== TEXT SEGMENT ==

LONDON/CAIRO: Egypt has gone from fuel famine to glut thanks to gifts from Gulf monarchs since the army removed the Islamist president in July – and that is giving the state oil company and foreign traders new headaches. The Egyptian General Petroleum Corp., facing rising fees for delaying tankers as gift cargoes fill its ports, has begun to cancel or postpone contracted purchases. Traders have, for now, lost one of their best customers in the Mediterranean and some say the confusion has put them off dealing with Cairo.
Chaos in Egypt’s fuel supply chain that left drivers fuming in long lines at the pumps played a part in popular protests that preceded the military takeover. Now Egypt’s oil import terminals are so crowded that some tankers have been lying off Alexandria and Suez for two months, running up bills.
EGPC chairman Tarek al-Molla told Reuters last week that he was giving priority to discharging cargoes donated as part of aid packages from Saudi Arabia, Kuwait and the United Arab Emirates. Delays to shipments ordered on the open market are incurring penalties, known in the shipping trade as demurrage.

===

JOBS:
a) In the article on Egypt's fuel glut, rewrite the passage that begins at "Chaos in Egypt’s" and stops after "running up bills.", putting "motorists" wherever "drivers" appears.
b) Translate this sentence from the article on Egypt's fuel glut into Spanish: "Traders have, for now, lost one of their best customers in the Mediterranean and some say the confusion has put them off dealing with Cairo."

== SUPPLIED INFORMATION ==

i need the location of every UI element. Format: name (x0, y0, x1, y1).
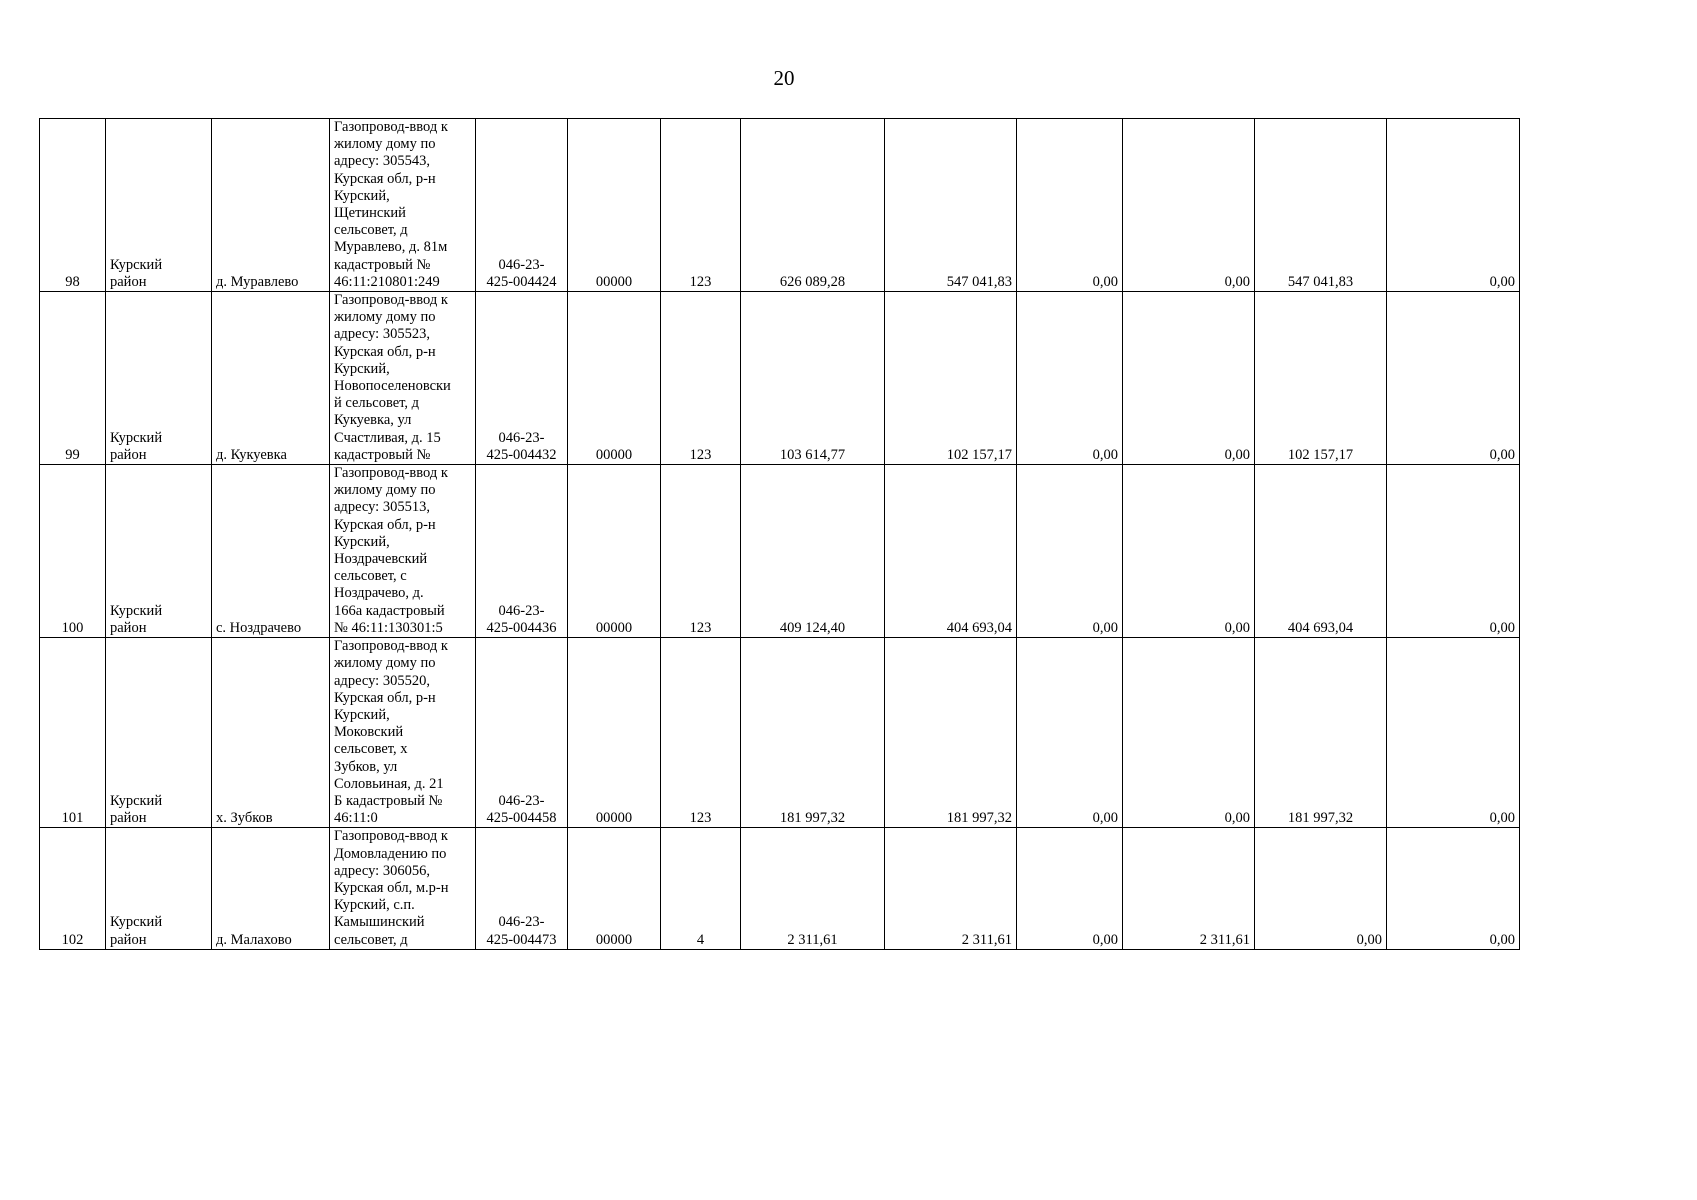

===

EXERCISE RESULTS:
a)
Chaos in Egypt’s fuel supply chain that left motorists fuming in long lines at the pumps played a part in popular protests that preceded the military takeover. Now Egypt’s oil import terminals are so crowded that some tankers have been lying off Alexandria and Suez for two months, running up bills.

b) Por ahora, los operadores han perdido a uno de sus mejores clientes en el Mediterráneo, y algunos dicen que la confusión les ha quitado las ganas de hacer negocios con El Cairo.